┌─ Exercise inputs

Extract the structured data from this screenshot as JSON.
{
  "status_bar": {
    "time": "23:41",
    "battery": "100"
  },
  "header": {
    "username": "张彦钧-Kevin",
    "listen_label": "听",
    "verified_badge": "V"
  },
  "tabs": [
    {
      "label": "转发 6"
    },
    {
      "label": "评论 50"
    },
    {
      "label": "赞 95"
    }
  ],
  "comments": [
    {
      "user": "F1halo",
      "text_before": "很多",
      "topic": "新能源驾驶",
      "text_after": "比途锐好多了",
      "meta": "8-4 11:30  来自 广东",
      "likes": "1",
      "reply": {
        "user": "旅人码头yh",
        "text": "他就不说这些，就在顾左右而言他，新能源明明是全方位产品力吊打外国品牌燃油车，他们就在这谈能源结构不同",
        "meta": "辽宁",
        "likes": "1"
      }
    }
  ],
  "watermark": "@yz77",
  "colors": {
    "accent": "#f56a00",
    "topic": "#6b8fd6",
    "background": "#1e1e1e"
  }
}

└─

Task brief
Output the entries verbatim.

Result of the task
Extract the structured data from this screenshot as JSON.
{
  "status_bar": {
    "time": "23:41",
    "battery": "100"
  },
  "header": {
    "username": "张彦钧-Kevin",
    "listen_label": "听",
    "verified_badge": "V"
  },
  "tabs": [
    {
      "label": "转发 6"
    },
    {
      "label": "评论 50"
    },
    {
      "label": "赞 95"
    }
  ],
  "comments": [
    {
      "user": "F1halo",
      "text_before": "很多",
      "topic": "新能源驾驶",
      "text_after": "比途锐好多了",
      "meta": "8-4 11:30  来自 广东",
      "likes": "1",
      "reply": {
        "user": "旅人码头yh",
        "text": "他就不说这些，就在顾左右而言他，新能源明明是全方位产品力吊打外国品牌燃油车，他们就在这谈能源结构不同",
        "meta": "辽宁",
        "likes": "1"
      }
    }
  ],
  "watermark": "@yz77",
  "colors": {
    "accent": "#f56a00",
    "topic": "#6b8fd6",
    "background": "#1e1e1e"
  }
}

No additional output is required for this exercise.